**Challenge**
Work out how many lines in the listing below include the word "JSON". Give nothing but the number.

**Source data**
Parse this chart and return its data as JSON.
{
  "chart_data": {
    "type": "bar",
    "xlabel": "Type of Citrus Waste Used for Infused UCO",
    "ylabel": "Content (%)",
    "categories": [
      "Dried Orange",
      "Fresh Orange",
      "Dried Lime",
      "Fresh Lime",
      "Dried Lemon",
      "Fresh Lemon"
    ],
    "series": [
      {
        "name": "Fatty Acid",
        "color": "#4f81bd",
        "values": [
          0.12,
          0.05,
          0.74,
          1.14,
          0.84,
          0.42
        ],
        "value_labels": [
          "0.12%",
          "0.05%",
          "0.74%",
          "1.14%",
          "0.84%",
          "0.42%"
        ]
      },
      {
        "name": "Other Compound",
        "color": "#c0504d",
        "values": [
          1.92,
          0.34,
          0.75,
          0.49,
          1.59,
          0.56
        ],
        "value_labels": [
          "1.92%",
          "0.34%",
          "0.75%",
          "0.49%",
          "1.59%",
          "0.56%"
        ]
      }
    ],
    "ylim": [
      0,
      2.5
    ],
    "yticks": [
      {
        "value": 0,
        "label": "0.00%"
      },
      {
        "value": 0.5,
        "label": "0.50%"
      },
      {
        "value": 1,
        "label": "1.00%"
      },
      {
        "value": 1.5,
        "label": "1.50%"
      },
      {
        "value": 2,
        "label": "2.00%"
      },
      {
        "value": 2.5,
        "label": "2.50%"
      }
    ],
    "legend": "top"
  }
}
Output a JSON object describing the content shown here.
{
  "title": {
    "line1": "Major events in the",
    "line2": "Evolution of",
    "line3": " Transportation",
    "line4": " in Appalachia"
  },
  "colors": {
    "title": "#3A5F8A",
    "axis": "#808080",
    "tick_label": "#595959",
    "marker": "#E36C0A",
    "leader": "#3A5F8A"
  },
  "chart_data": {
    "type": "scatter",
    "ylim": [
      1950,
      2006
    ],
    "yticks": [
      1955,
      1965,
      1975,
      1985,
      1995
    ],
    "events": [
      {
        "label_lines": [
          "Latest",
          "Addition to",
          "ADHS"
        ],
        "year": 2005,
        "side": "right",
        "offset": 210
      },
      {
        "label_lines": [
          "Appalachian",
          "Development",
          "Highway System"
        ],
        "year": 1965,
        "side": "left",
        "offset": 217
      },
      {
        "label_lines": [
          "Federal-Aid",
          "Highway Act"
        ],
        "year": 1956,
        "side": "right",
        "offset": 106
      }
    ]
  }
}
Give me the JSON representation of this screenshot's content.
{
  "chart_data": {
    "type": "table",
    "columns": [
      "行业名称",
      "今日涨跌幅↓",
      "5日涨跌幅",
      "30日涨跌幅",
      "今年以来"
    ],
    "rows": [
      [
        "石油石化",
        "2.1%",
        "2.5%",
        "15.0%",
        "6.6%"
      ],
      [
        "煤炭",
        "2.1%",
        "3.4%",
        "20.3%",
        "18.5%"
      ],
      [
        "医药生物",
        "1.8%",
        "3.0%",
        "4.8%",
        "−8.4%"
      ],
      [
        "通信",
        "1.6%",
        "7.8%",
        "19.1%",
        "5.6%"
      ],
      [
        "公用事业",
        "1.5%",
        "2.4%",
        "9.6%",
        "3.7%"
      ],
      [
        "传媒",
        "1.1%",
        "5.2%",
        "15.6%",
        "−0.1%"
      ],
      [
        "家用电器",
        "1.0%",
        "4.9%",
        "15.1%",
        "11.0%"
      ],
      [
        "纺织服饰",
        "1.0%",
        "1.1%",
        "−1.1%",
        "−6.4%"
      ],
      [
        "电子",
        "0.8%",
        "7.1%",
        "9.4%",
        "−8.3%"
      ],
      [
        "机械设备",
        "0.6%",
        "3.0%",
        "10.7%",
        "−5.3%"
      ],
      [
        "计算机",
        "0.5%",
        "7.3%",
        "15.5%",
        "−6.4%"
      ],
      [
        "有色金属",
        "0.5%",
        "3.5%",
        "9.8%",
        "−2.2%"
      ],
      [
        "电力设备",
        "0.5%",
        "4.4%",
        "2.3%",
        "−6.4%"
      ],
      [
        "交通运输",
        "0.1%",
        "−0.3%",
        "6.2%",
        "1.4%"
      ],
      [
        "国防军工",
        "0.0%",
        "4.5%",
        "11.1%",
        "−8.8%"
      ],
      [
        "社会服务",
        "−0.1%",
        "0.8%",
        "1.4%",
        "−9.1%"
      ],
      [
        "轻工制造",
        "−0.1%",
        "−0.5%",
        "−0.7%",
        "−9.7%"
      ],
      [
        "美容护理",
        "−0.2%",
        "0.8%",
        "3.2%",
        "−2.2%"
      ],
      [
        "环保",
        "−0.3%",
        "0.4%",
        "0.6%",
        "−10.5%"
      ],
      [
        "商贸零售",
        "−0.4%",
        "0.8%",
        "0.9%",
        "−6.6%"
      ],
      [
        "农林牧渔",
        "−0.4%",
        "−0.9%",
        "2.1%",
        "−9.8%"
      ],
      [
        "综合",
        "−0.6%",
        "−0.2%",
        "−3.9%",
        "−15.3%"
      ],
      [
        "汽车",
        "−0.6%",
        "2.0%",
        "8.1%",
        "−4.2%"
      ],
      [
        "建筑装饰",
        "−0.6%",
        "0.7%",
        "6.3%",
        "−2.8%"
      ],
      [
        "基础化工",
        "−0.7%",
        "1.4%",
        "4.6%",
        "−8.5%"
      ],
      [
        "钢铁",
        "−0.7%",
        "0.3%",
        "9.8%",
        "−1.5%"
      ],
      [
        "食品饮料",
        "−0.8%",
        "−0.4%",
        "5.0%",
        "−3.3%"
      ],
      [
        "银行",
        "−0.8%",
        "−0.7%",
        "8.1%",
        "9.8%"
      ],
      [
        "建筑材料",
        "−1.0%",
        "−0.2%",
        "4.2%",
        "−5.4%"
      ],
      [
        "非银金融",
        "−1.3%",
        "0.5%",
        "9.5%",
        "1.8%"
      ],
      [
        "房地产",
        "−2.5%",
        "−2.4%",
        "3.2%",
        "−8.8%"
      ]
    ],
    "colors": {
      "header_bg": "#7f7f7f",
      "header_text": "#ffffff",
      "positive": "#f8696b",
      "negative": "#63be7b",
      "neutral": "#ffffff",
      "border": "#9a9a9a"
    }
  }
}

**Written response**
3